*** DATA SHOWN
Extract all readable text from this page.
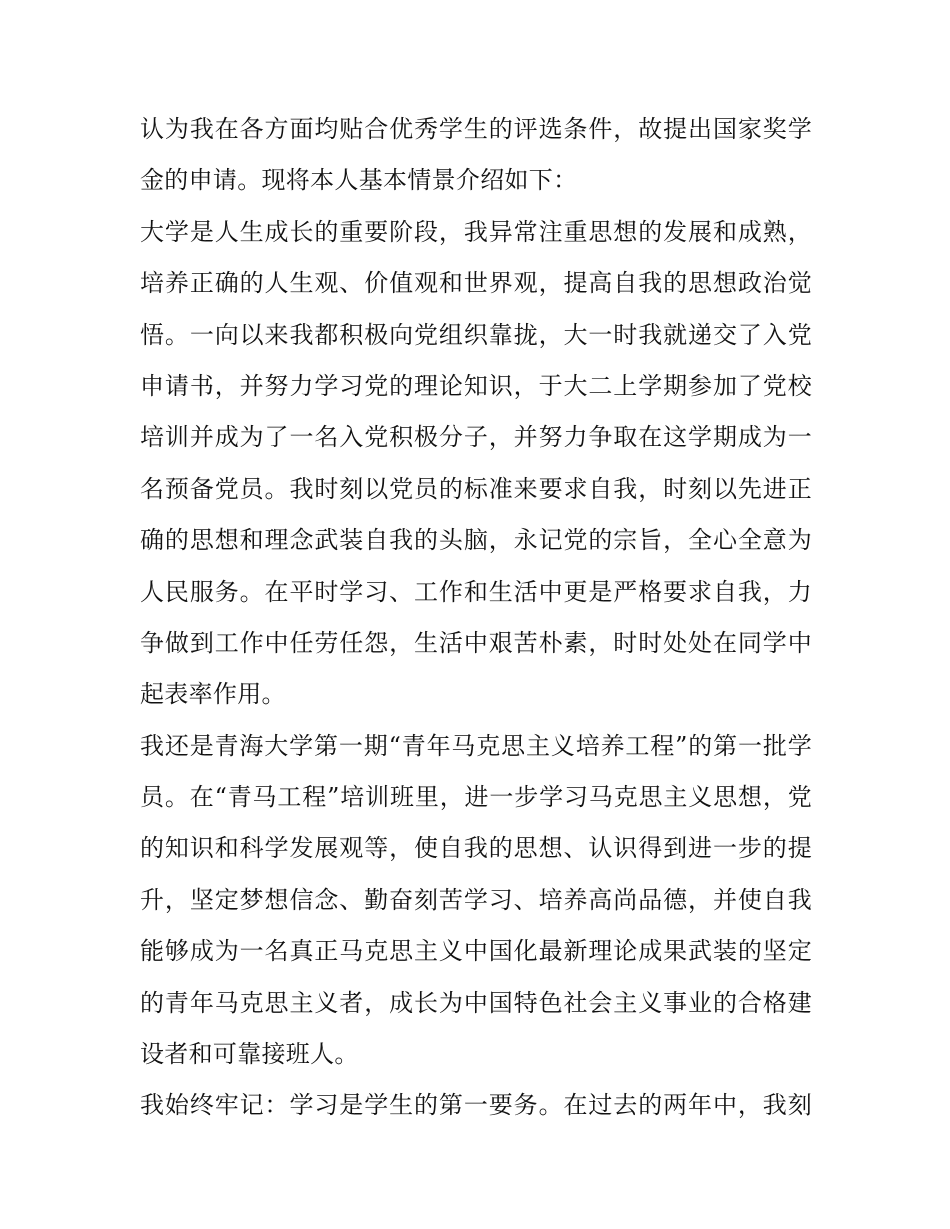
认为我在各方面均贴合优秀学生的评选条件，故提出国家奖学
金的申请。现将本人基本情景介绍如下：
大学是人生成长的重要阶段，我异常注重思想的发展和成熟，
培养正确的人生观、价值观和世界观，提高自我的思想政治觉
悟。一向以来我都积极向党组织靠拢，大一时我就递交了入党
申请书，并努力学习党的理论知识，于大二上学期参加了党校
培训并成为了一名入党积极分子，并努力争取在这学期成为一
名预备党员。我时刻以党员的标准来要求自我，时刻以先进正
确的思想和理念武装自我的头脑，永记党的宗旨，全心全意为
人民服务。在平时学习、工作和生活中更是严格要求自我，力
争做到工作中任劳任怨，生活中艰苦朴素，时时处处在同学中
起表率作用。
我还是青海大学第一期“青年马克思主义培养工程”的第一批学
员。在“青马工程”培训班里，进一步学习马克思主义思想，党
的知识和科学发展观等，使自我的思想、认识得到进一步的提
升，坚定梦想信念、勤奋刻苦学习、培养高尚品德，并使自我
能够成为一名真正马克思主义中国化最新理论成果武装的坚定
的青年马克思主义者，成长为中国特色社会主义事业的合格建
设者和可靠接班人。
我始终牢记：学习是学生的第一要务。在过去的两年中，我刻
******
● GIVEN TASK: Your task is to repeat the data above exactly while excluding the pictures.

● WRITTEN SOLUTION:
Extract all readable text from this page.
认为我在各方面均贴合优秀学生的评选条件，故提出国家奖学
金的申请。现将本人基本情景介绍如下：
大学是人生成长的重要阶段，我异常注重思想的发展和成熟，
培养正确的人生观、价值观和世界观，提高自我的思想政治觉
悟。一向以来我都积极向党组织靠拢，大一时我就递交了入党
申请书，并努力学习党的理论知识，于大二上学期参加了党校
培训并成为了一名入党积极分子，并努力争取在这学期成为一
名预备党员。我时刻以党员的标准来要求自我，时刻以先进正
确的思想和理念武装自我的头脑，永记党的宗旨，全心全意为
人民服务。在平时学习、工作和生活中更是严格要求自我，力
争做到工作中任劳任怨，生活中艰苦朴素，时时处处在同学中
起表率作用。
我还是青海大学第一期“青年马克思主义培养工程”的第一批学
员。在“青马工程”培训班里，进一步学习马克思主义思想，党
的知识和科学发展观等，使自我的思想、认识得到进一步的提
升，坚定梦想信念、勤奋刻苦学习、培养高尚品德，并使自我
能够成为一名真正马克思主义中国化最新理论成果武装的坚定
的青年马克思主义者，成长为中国特色社会主义事业的合格建
设者和可靠接班人。
我始终牢记：学习是学生的第一要务。在过去的两年中，我刻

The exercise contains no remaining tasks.